CorMedix Inc. (NYSEAMERICAN:CRMD) is still largely about Neutrolin, the company’s prize asset targeting the reduction and prevention of catheter-related infections and thrombosis in patients requiring central venous catheters during dialysis, intensive care treatment, and oncology treatment.
At this point, the narrative continues to be about the developing “conversation” between the company and the FDA. According to the company’s latest conference call, the FDA recently agreed that CorMedix could request consideration of Neutrolin for approval under the LPAD Pathway (Limited Population Pathway for Antimicrobial and Antifungal Drugs).
CorMedix Inc. (NYSEAMERICAN:CRMD) management has framed this as a very positive indication of things to come because it implies the potential for streamlined development as a paradigm for Neutrolin, including regulatory “flexibility” where evidencing efficacy and gaining full approval for patients with “serious disease and limited or no treatment options”. Company management suggests that this boils down to fewer or shorter clinical trials.
The company also recently noted that “The CorMedix team has completed its analysis of the data from LOCK-IT-100 that was requested by the FDA. You will soon be hearing from Phoebe details of where we are in this effort and what lies ahead.”
Given this context, that’s a huge upcoming catalyst.
The Big Picture
Speaking of catalysts, CRMD shares were recently added to the Russell 2000 index of small caps. That has very real implications in today’s world of indexed exposure and passive fund management. For small cap equity fund managers, the Russell 2000 is the benchmark index of choice, which means, to keep pace, CRMD may see investment flows as an index-balancing effect. We saw this on Friday, resulting in a huge move higher as the stock was added by indexed passage managers. But we will see other flows as well in the weeks and months to come.

- Extracted data:

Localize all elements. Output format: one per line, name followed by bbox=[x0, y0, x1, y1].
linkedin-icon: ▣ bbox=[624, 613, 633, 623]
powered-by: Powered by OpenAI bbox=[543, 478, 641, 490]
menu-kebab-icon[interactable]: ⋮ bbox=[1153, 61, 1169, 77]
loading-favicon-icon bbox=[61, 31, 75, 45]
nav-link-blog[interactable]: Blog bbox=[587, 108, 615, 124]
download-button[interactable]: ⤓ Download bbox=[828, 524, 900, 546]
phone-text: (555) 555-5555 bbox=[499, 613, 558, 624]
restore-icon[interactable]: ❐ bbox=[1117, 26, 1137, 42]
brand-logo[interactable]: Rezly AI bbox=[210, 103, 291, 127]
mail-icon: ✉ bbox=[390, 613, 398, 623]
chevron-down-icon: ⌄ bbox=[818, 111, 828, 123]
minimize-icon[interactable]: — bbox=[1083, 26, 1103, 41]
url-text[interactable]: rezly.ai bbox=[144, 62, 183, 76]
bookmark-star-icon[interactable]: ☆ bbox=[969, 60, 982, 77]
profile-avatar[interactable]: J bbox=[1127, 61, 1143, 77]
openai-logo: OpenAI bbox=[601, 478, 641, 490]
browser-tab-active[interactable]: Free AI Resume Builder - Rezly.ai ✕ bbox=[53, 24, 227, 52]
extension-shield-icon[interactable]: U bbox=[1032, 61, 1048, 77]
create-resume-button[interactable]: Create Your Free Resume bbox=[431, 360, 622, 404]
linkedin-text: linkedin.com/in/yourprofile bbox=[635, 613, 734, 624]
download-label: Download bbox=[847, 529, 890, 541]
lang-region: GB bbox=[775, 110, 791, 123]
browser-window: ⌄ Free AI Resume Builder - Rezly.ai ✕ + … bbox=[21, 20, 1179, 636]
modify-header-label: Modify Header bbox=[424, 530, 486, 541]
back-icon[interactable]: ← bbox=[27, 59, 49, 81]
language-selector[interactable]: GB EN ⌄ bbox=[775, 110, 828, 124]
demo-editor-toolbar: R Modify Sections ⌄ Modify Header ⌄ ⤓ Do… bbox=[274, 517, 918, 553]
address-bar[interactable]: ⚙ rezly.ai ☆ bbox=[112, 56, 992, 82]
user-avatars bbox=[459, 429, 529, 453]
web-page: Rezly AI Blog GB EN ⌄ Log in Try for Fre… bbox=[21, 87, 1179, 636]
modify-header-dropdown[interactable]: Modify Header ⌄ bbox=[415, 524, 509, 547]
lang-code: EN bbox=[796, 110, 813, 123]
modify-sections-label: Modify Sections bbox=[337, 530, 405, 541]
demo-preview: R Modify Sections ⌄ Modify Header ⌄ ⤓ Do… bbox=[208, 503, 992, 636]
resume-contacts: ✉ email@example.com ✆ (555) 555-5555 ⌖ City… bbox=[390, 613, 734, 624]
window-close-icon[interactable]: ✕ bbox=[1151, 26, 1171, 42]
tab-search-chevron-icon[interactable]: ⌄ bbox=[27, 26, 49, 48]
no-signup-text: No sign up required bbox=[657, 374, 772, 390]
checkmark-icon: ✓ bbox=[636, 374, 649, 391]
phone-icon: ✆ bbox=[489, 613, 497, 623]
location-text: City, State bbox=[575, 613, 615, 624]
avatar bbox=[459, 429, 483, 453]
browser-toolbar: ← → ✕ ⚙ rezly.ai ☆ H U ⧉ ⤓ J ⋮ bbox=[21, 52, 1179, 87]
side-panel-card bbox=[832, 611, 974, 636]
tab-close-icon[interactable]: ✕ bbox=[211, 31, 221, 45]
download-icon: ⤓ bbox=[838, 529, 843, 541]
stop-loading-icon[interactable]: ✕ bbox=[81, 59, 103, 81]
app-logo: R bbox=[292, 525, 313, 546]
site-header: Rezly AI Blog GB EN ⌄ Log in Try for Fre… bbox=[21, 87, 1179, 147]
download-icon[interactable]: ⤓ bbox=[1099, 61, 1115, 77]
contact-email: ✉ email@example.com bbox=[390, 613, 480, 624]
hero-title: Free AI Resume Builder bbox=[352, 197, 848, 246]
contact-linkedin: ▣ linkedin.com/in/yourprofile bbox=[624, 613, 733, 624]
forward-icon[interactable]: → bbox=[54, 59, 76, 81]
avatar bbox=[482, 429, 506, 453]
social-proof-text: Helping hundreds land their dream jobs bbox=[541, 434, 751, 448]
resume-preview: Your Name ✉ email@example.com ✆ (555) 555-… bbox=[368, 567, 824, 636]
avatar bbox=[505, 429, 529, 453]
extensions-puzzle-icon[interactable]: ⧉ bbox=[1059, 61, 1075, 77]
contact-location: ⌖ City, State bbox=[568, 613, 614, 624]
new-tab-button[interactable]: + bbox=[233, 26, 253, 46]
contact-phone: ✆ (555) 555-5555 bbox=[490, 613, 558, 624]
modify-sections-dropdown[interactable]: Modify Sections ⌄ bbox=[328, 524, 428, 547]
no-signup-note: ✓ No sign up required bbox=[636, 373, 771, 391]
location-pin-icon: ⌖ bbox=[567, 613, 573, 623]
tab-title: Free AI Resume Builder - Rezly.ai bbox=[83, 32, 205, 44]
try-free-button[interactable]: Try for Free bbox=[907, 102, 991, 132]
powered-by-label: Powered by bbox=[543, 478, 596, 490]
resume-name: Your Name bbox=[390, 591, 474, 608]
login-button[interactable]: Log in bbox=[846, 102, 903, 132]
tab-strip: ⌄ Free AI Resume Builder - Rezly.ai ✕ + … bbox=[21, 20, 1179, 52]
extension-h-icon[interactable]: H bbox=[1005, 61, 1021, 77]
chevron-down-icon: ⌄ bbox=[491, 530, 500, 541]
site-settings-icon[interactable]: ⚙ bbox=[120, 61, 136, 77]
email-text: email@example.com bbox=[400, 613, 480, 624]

- What to work on:
A. According to the CorMedix article, which index were CRMD shares recently added to?
B. Pick up the CorMedix article after its final sentence and keep writing it.

- Task responses:
A. The Russell 2000 index of small caps.

B.
This is a mechanical tailwind for shares.
That suggests a coming potentially significant positive catalyst in a tape that has felt to us, quite frankly, as riddled with short-side bets. Naturally, however, this view must be balanced because a binary outcome distribution is still very much a reality here – there is no guarantee at all that this will end in a go-to-market strategy.
Technically, Friday’s breakout presents a positive chart context, with both major moving averages now below and rising in the context of an otherwise reasonably well established bullish trend that took root last summer around the $1/share area. In other words, significant positive information has already been discounted, but the stock has also very clearly consolidated those gains and a run toward new catalysts can’t be dismissed as a reasonable base-case view.